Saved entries
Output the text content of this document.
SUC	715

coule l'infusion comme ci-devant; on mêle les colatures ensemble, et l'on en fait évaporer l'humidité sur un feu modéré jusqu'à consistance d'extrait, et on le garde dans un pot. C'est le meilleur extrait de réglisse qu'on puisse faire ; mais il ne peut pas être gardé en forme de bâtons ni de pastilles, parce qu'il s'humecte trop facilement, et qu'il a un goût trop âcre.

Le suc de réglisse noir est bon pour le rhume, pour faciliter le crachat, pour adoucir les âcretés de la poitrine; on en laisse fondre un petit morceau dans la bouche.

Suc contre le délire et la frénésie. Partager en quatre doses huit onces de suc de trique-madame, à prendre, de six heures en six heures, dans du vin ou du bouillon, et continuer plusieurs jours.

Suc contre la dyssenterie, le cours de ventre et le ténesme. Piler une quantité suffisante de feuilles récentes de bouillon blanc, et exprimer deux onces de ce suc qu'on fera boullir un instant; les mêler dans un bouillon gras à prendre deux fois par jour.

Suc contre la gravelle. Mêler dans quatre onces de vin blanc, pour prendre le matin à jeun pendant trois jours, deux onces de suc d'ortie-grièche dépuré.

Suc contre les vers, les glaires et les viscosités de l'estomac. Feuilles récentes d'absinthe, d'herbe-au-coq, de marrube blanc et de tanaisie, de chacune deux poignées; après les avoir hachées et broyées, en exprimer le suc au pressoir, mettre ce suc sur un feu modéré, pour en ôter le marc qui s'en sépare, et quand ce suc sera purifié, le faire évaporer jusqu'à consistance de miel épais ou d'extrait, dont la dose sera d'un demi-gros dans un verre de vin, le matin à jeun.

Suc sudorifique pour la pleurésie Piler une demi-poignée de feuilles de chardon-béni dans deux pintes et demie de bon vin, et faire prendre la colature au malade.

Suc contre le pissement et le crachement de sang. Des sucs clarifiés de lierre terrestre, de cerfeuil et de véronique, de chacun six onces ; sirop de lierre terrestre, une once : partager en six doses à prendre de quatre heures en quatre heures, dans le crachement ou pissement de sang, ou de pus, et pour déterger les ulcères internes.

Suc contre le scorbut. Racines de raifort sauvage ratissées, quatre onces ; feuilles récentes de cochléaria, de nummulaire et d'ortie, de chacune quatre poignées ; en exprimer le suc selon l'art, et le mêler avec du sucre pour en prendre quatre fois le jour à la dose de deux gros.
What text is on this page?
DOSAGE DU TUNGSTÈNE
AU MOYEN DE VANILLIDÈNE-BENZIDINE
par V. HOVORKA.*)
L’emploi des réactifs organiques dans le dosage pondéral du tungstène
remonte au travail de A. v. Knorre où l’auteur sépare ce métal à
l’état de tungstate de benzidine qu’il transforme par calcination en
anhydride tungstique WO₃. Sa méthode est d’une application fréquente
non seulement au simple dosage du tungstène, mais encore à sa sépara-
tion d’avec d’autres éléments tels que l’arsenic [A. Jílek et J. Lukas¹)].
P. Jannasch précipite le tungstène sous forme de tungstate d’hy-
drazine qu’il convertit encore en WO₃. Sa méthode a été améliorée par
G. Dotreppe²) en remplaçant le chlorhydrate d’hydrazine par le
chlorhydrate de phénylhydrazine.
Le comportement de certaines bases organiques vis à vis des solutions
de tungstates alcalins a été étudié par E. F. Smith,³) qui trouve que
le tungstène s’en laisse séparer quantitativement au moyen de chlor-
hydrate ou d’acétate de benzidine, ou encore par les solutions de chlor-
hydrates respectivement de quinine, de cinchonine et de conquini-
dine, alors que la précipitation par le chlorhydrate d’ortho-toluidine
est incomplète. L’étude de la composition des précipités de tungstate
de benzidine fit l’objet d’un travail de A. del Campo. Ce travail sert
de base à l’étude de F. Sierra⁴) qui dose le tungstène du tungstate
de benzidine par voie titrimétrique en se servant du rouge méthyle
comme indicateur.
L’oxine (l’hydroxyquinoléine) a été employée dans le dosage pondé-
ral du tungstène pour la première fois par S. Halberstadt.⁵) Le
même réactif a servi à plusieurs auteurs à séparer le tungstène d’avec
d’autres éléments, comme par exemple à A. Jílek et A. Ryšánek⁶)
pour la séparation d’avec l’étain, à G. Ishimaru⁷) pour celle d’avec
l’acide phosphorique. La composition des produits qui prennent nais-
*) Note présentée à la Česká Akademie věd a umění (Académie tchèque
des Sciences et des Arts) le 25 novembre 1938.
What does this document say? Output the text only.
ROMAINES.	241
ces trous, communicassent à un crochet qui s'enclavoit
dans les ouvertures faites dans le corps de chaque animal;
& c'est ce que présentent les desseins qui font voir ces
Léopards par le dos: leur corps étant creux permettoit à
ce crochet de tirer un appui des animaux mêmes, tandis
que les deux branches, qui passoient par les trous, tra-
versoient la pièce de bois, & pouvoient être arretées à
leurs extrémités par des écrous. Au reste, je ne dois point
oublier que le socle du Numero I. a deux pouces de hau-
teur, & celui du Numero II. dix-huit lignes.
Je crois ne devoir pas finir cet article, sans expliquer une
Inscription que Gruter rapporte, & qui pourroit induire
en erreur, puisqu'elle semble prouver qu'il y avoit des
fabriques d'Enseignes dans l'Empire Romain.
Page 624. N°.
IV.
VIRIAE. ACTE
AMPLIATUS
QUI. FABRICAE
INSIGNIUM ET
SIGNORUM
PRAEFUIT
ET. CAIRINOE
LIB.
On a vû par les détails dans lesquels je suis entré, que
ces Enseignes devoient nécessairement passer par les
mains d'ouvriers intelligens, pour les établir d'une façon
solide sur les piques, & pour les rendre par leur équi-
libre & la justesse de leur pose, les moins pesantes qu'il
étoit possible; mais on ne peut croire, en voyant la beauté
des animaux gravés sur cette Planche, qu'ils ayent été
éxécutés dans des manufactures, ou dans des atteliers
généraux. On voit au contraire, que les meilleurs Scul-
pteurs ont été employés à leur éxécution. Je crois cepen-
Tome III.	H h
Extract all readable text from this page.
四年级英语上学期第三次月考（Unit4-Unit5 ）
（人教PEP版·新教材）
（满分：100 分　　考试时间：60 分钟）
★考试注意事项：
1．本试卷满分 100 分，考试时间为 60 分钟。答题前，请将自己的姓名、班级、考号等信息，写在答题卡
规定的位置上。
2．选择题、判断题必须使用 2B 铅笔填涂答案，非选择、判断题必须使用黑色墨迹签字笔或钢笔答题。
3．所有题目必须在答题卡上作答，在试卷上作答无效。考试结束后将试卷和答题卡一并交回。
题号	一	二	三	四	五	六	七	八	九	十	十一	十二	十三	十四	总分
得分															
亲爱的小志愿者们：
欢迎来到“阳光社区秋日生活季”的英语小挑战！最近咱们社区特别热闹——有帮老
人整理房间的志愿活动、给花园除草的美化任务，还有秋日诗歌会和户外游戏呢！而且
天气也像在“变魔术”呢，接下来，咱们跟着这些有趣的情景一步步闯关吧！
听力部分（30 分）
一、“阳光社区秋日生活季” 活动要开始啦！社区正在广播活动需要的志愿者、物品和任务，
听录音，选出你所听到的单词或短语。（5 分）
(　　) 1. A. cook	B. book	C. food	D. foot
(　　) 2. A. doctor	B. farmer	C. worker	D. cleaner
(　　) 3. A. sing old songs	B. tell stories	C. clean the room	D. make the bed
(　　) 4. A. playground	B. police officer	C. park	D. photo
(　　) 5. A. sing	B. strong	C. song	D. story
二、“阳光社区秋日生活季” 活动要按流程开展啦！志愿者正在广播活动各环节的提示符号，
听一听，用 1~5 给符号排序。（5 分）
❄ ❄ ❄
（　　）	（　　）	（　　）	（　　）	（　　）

[YOUR GOAL]:
Print every record above exactly as written.

[RIGHT ANSWER]:
Output the text content of this document.
SUC	715

coule l'infusion comme ci-devant; on mêle les colatures ensemble, et l'on en fait évaporer l'humidité sur un feu modéré jusqu'à consistance d'extrait, et on le garde dans un pot. C'est le meilleur extrait de réglisse qu'on puisse faire ; mais il ne peut pas être gardé en forme de bâtons ni de pastilles, parce qu'il s'humecte trop facilement, et qu'il a un goût trop âcre.

Le suc de réglisse noir est bon pour le rhume, pour faciliter le crachat, pour adoucir les âcretés de la poitrine; on en laisse fondre un petit morceau dans la bouche.

Suc contre le délire et la frénésie. Partager en quatre doses huit onces de suc de trique-madame, à prendre, de six heures en six heures, dans du vin ou du bouillon, et continuer plusieurs jours.

Suc contre la dyssenterie, le cours de ventre et le ténesme. Piler une quantité suffisante de feuilles récentes de bouillon blanc, et exprimer deux onces de ce suc qu'on fera boullir un instant; les mêler dans un bouillon gras à prendre deux fois par jour.

Suc contre la gravelle. Mêler dans quatre onces de vin blanc, pour prendre le matin à jeun pendant trois jours, deux onces de suc d'ortie-grièche dépuré.

Suc contre les vers, les glaires et les viscosités de l'estomac. Feuilles récentes d'absinthe, d'herbe-au-coq, de marrube blanc et de tanaisie, de chacune deux poignées; après les avoir hachées et broyées, en exprimer le suc au pressoir, mettre ce suc sur un feu modéré, pour en ôter le marc qui s'en sépare, et quand ce suc sera purifié, le faire évaporer jusqu'à consistance de miel épais ou d'extrait, dont la dose sera d'un demi-gros dans un verre de vin, le matin à jeun.

Suc sudorifique pour la pleurésie Piler une demi-poignée de feuilles de chardon-béni dans deux pintes et demie de bon vin, et faire prendre la colature au malade.

Suc contre le pissement et le crachement de sang. Des sucs clarifiés de lierre terrestre, de cerfeuil et de véronique, de chacun six onces ; sirop de lierre terrestre, une once : partager en six doses à prendre de quatre heures en quatre heures, dans le crachement ou pissement de sang, ou de pus, et pour déterger les ulcères internes.

Suc contre le scorbut. Racines de raifort sauvage ratissées, quatre onces ; feuilles récentes de cochléaria, de nummulaire et d'ortie, de chacune quatre poignées ; en exprimer le suc selon l'art, et le mêler avec du sucre pour en prendre quatre fois le jour à la dose de deux gros.
What text is on this page?
DOSAGE DU TUNGSTÈNE
AU MOYEN DE VANILLIDÈNE-BENZIDINE
par V. HOVORKA.*)
L’emploi des réactifs organiques dans le dosage pondéral du tungstène
remonte au travail de A. v. Knorre où l’auteur sépare ce métal à
l’état de tungstate de benzidine qu’il transforme par calcination en
anhydride tungstique WO₃. Sa méthode est d’une application fréquente
non seulement au simple dosage du tungstène, mais encore à sa sépara-
tion d’avec d’autres éléments tels que l’arsenic [A. Jílek et J. Lukas¹)].
P. Jannasch précipite le tungstène sous forme de tungstate d’hy-
drazine qu’il convertit encore en WO₃. Sa méthode a été améliorée par
G. Dotreppe²) en remplaçant le chlorhydrate d’hydrazine par le
chlorhydrate de phénylhydrazine.
Le comportement de certaines bases organiques vis à vis des solutions
de tungstates alcalins a été étudié par E. F. Smith,³) qui trouve que
le tungstène s’en laisse séparer quantitativement au moyen de chlor-
hydrate ou d’acétate de benzidine, ou encore par les solutions de chlor-
hydrates respectivement de quinine, de cinchonine et de conquini-
dine, alors que la précipitation par le chlorhydrate d’ortho-toluidine
est incomplète. L’étude de la composition des précipités de tungstate
de benzidine fit l’objet d’un travail de A. del Campo. Ce travail sert
de base à l’étude de F. Sierra⁴) qui dose le tungstène du tungstate
de benzidine par voie titrimétrique en se servant du rouge méthyle
comme indicateur.
L’oxine (l’hydroxyquinoléine) a été employée dans le dosage pondé-
ral du tungstène pour la première fois par S. Halberstadt.⁵) Le
même réactif a servi à plusieurs auteurs à séparer le tungstène d’avec
d’autres éléments, comme par exemple à A. Jílek et A. Ryšánek⁶)
pour la séparation d’avec l’étain, à G. Ishimaru⁷) pour celle d’avec
l’acide phosphorique. La composition des produits qui prennent nais-
*) Note présentée à la Česká Akademie věd a umění (Académie tchèque
des Sciences et des Arts) le 25 novembre 1938.
What does this document say? Output the text only.
ROMAINES.	241
ces trous, communicassent à un crochet qui s'enclavoit
dans les ouvertures faites dans le corps de chaque animal;
& c'est ce que présentent les desseins qui font voir ces
Léopards par le dos: leur corps étant creux permettoit à
ce crochet de tirer un appui des animaux mêmes, tandis
que les deux branches, qui passoient par les trous, tra-
versoient la pièce de bois, & pouvoient être arretées à
leurs extrémités par des écrous. Au reste, je ne dois point
oublier que le socle du Numero I. a deux pouces de hau-
teur, & celui du Numero II. dix-huit lignes.
Je crois ne devoir pas finir cet article, sans expliquer une
Inscription que Gruter rapporte, & qui pourroit induire
en erreur, puisqu'elle semble prouver qu'il y avoit des
fabriques d'Enseignes dans l'Empire Romain.
Page 624. N°.
IV.
VIRIAE. ACTE
AMPLIATUS
QUI. FABRICAE
INSIGNIUM ET
SIGNORUM
PRAEFUIT
ET. CAIRINOE
LIB.
On a vû par les détails dans lesquels je suis entré, que
ces Enseignes devoient nécessairement passer par les
mains d'ouvriers intelligens, pour les établir d'une façon
solide sur les piques, & pour les rendre par leur équi-
libre & la justesse de leur pose, les moins pesantes qu'il
étoit possible; mais on ne peut croire, en voyant la beauté
des animaux gravés sur cette Planche, qu'ils ayent été
éxécutés dans des manufactures, ou dans des atteliers
généraux. On voit au contraire, que les meilleurs Scul-
pteurs ont été employés à leur éxécution. Je crois cepen-
Tome III.	H h
Extract all readable text from this page.
四年级英语上学期第三次月考（Unit4-Unit5 ）
（人教PEP版·新教材）
（满分：100 分　　考试时间：60 分钟）
★考试注意事项：
1．本试卷满分 100 分，考试时间为 60 分钟。答题前，请将自己的姓名、班级、考号等信息，写在答题卡
规定的位置上。
2．选择题、判断题必须使用 2B 铅笔填涂答案，非选择、判断题必须使用黑色墨迹签字笔或钢笔答题。
3．所有题目必须在答题卡上作答，在试卷上作答无效。考试结束后将试卷和答题卡一并交回。
题号	一	二	三	四	五	六	七	八	九	十	十一	十二	十三	十四	总分
得分															
亲爱的小志愿者们：
欢迎来到“阳光社区秋日生活季”的英语小挑战！最近咱们社区特别热闹——有帮老
人整理房间的志愿活动、给花园除草的美化任务，还有秋日诗歌会和户外游戏呢！而且
天气也像在“变魔术”呢，接下来，咱们跟着这些有趣的情景一步步闯关吧！
听力部分（30 分）
一、“阳光社区秋日生活季” 活动要开始啦！社区正在广播活动需要的志愿者、物品和任务，
听录音，选出你所听到的单词或短语。（5 分）
(　　) 1. A. cook	B. book	C. food	D. foot
(　　) 2. A. doctor	B. farmer	C. worker	D. cleaner
(　　) 3. A. sing old songs	B. tell stories	C. clean the room	D. make the bed
(　　) 4. A. playground	B. police officer	C. park	D. photo
(　　) 5. A. sing	B. strong	C. song	D. story
二、“阳光社区秋日生活季” 活动要按流程开展啦！志愿者正在广播活动各环节的提示符号，
听一听，用 1~5 给符号排序。（5 分）
❄ ❄ ❄
（　　）	（　　）	（　　）	（　　）	（　　）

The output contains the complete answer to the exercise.